Last December marked the end of a decade of Doomtree Blowouts, annual label showcases that were one of the few times in a year fans were able to see all seven Doomtree members — P.O.S., Dessa, Cecil Otter, Sims, Mike Mictlan, Lazerbeak and Paper Tiger — on stage together.
The blowouts were huge, rowdy and consistently sold-out celebrations at First Avenue, and this year, Doomtree is going even bigger.
“We knew we wanted to do something that involved other artists and other mediums … and spaces that felt [and] looked new to us,” rapper Sims said.
The Doomtree Zoo opens its gates this Saturday at CHS field in Lowertown St. Paul.
The crew is using the additional space to its full advantage, booking acts and performances that wouldn’t have worked in the previous club environment.
There will be face painting, a double-dutch team and Minneapolis’ In the Heart of the Beast theatre is creating a procession with huge puppets through the ballpark.

**Excerpted records:**
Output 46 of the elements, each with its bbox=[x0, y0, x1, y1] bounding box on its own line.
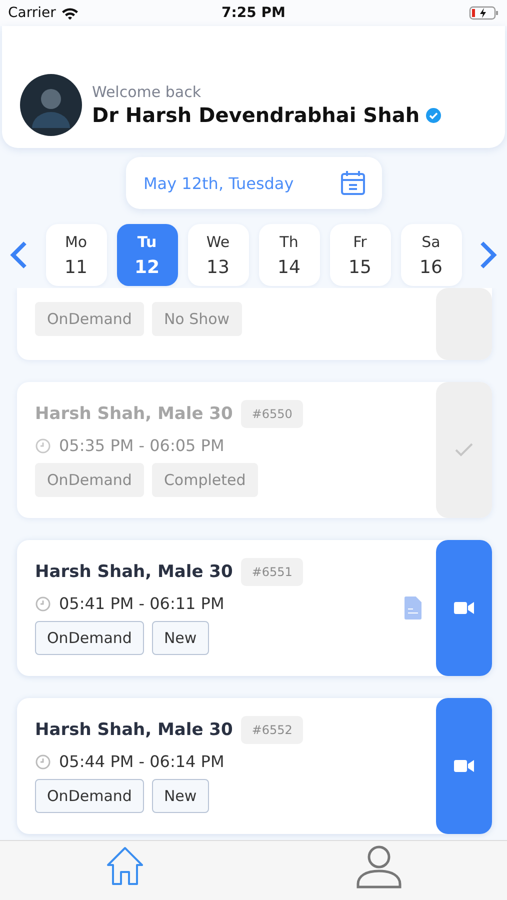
clock-icon bbox=[35, 438, 51, 454]
wifi-icon bbox=[60, 6, 79, 20]
calendar-icon bbox=[340, 170, 366, 196]
profile-tab[interactable] bbox=[356, 845, 402, 889]
checkmark-icon bbox=[455, 443, 473, 457]
day-tab[interactable]: Th 14 bbox=[258, 224, 320, 286]
home-icon bbox=[105, 845, 146, 887]
day-tab[interactable]: Mo 11 bbox=[46, 224, 106, 286]
appointment-time: 05:44 PM - 06:14 PM bbox=[59, 752, 224, 771]
status-tag: OnDemand bbox=[35, 302, 144, 336]
doctor-name: Dr Harsh Devendrabhai Shah bbox=[92, 103, 420, 127]
video-camera-icon bbox=[454, 601, 474, 615]
status-tag: OnDemand bbox=[35, 779, 144, 813]
appointment-action-button[interactable] bbox=[436, 540, 492, 676]
appointment-id: #6551 bbox=[240, 558, 304, 586]
patient-name: Harsh Shah, Male 30 bbox=[35, 562, 233, 582]
clock-time: 7:25 PM bbox=[222, 5, 286, 21]
patient-name: Harsh Shah, Male 30 bbox=[35, 404, 233, 424]
day-tab[interactable]: Sa 16 bbox=[400, 224, 462, 286]
document-icon[interactable] bbox=[404, 596, 422, 620]
status-tag: New bbox=[152, 779, 209, 813]
day-tab[interactable]: Tu 12 bbox=[116, 224, 178, 286]
day-tab[interactable]: Fr 15 bbox=[330, 224, 390, 286]
carrier-label: Carrier bbox=[8, 5, 56, 21]
battery-icon bbox=[468, 6, 499, 20]
appointment-card[interactable]: Harsh Shah, Male 30 #6552 05:44 PM - 06:14 PM OnDemand New bbox=[17, 698, 492, 834]
clock-icon bbox=[35, 596, 51, 612]
appointment-time: 05:35 PM - 06:05 PM bbox=[59, 436, 224, 455]
patient-name: Harsh Shah, Male 30 bbox=[35, 720, 233, 740]
status-tag: New bbox=[152, 621, 209, 655]
status-tag: Completed bbox=[152, 463, 258, 497]
home-tab[interactable] bbox=[105, 845, 146, 887]
welcome-text: Welcome back bbox=[92, 83, 202, 101]
person-icon bbox=[356, 845, 402, 889]
appointment-id: #6552 bbox=[240, 716, 304, 744]
video-camera-icon bbox=[454, 759, 474, 773]
appointment-card[interactable]: Harsh Shah, Male 30 #6551 05:41 PM - 06:11 PM OnDemand New bbox=[17, 540, 492, 676]
appointment-time: 05:41 PM - 06:11 PM bbox=[59, 594, 224, 613]
avatar bbox=[20, 74, 82, 136]
day-tab[interactable]: We 13 bbox=[188, 224, 248, 286]
status-tag: OnDemand bbox=[35, 463, 144, 497]
status-tag: OnDemand bbox=[35, 621, 144, 655]
appointment-id: #6550 bbox=[240, 400, 304, 428]
appointment-action-button[interactable] bbox=[436, 698, 492, 834]
status-tag: No Show bbox=[152, 302, 242, 336]
clock-icon bbox=[35, 754, 51, 770]
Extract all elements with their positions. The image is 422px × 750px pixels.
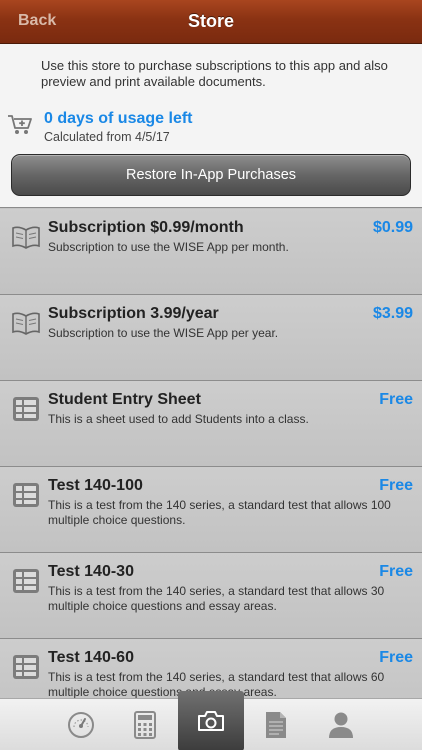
calculated-from-date: Calculated from 4/5/17: [44, 130, 170, 144]
store-item-test-140-30[interactable]: Test 140-30 Free This is a test from the…: [0, 553, 422, 639]
store-description: Use this store to purchase subscriptions…: [41, 58, 388, 89]
item-price[interactable]: Free: [379, 563, 413, 581]
item-price[interactable]: Free: [379, 649, 413, 667]
page-title: Store: [187, 11, 234, 31]
document-icon: [266, 712, 286, 738]
tab-bar: [0, 691, 422, 750]
calculator-icon: [134, 711, 156, 739]
item-price[interactable]: Free: [379, 391, 413, 409]
item-name: Subscription $0.99/month: [48, 219, 244, 236]
cart-add-icon: [8, 115, 32, 134]
item-name: Subscription 3.99/year: [48, 305, 219, 322]
restore-purchases-button[interactable]: Restore In-App Purchases: [11, 154, 411, 196]
tab-profile[interactable]: [308, 699, 374, 750]
tab-calculator[interactable]: [112, 699, 178, 750]
item-price[interactable]: Free: [379, 477, 413, 495]
gauge-icon: [68, 712, 94, 738]
item-price[interactable]: $3.99: [373, 305, 413, 323]
item-description: This is a test from the 140 series, a st…: [48, 584, 385, 613]
tab-gauge[interactable]: [48, 699, 114, 750]
item-description: This is a test from the 140 series, a st…: [48, 498, 391, 527]
navigation-bar: Back Store: [0, 0, 422, 44]
item-name: Student Entry Sheet: [48, 391, 201, 408]
tab-camera[interactable]: [178, 691, 244, 750]
tab-document[interactable]: [243, 699, 309, 750]
store-item-test-140-100[interactable]: Test 140-100 Free This is a test from th…: [0, 467, 422, 553]
person-icon: [329, 712, 353, 738]
camera-icon: [198, 711, 224, 731]
item-description: Subscription to use the WISE App per yea…: [48, 326, 279, 340]
form-icon: [13, 655, 39, 679]
store-item-student-entry-sheet[interactable]: Student Entry Sheet Free This is a sheet…: [0, 381, 422, 467]
item-price[interactable]: $0.99: [373, 219, 413, 237]
item-name: Test 140-30: [48, 563, 134, 580]
store-item-subscription-yearly[interactable]: Subscription 3.99/year $3.99 Subscriptio…: [0, 295, 422, 381]
form-icon: [13, 483, 39, 507]
form-icon: [13, 569, 39, 593]
item-description: Subscription to use the WISE App per mon…: [48, 240, 289, 254]
form-icon: [13, 397, 39, 421]
book-icon: [12, 312, 40, 335]
item-name: Test 140-60: [48, 649, 134, 666]
usage-days-left: 0 days of usage left: [44, 110, 193, 127]
store-item-subscription-monthly[interactable]: Subscription $0.99/month $0.99 Subscript…: [0, 209, 422, 295]
item-description: This is a sheet used to add Students int…: [48, 412, 309, 426]
book-icon: [12, 226, 40, 249]
item-name: Test 140-100: [48, 477, 143, 494]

**Required actions:**
• A. Decide whether each statement agrees with the Doomtree piece, answering yes or no and quoting the words from it that settle the matter: (i) Doomtree has seven members. (ii) The Doomtree Zoo takes place at First Avenue. (iii) A double-dutch team is part of the Doomtree Zoo lineup.
• B. Copy the part of the records that opens with the line containing "clock-icon bbox=[35, 438, 51, 454]" and closes with the line containing "day-tab[interactable]: Tu 12", both of those lines included.

**Worked solutions:**
• A.
(i) Yes: "all seven Doomtree members"
(ii) No: "The Doomtree Zoo opens its gates this Saturday at CHS field in Lowertown St. Paul."
(iii) Yes: "There will be face painting, a double-dutch team"

• B.
clock-icon bbox=[35, 438, 51, 454]
wifi-icon bbox=[60, 6, 79, 20]
calendar-icon bbox=[340, 170, 366, 196]
profile-tab[interactable] bbox=[356, 845, 402, 889]
checkmark-icon bbox=[455, 443, 473, 457]
day-tab[interactable]: Th 14 bbox=[258, 224, 320, 286]
home-icon bbox=[105, 845, 146, 887]
day-tab[interactable]: Mo 11 bbox=[46, 224, 106, 286]
appointment-time: 05:44 PM - 06:14 PM bbox=[59, 752, 224, 771]
status-tag: OnDemand bbox=[35, 302, 144, 336]
doctor-name: Dr Harsh Devendrabhai Shah bbox=[92, 103, 420, 127]
video-camera-icon bbox=[454, 601, 474, 615]
status-tag: OnDemand bbox=[35, 779, 144, 813]
appointment-action-button[interactable] bbox=[436, 540, 492, 676]
appointment-id: #6551 bbox=[240, 558, 304, 586]
patient-name: Harsh Shah, Male 30 bbox=[35, 562, 233, 582]
clock-time: 7:25 PM bbox=[222, 5, 286, 21]
patient-name: Harsh Shah, Male 30 bbox=[35, 404, 233, 424]
day-tab[interactable]: Sa 16 bbox=[400, 224, 462, 286]
document-icon[interactable] bbox=[404, 596, 422, 620]
status-tag: New bbox=[152, 779, 209, 813]
day-tab[interactable]: Tu 12 bbox=[116, 224, 178, 286]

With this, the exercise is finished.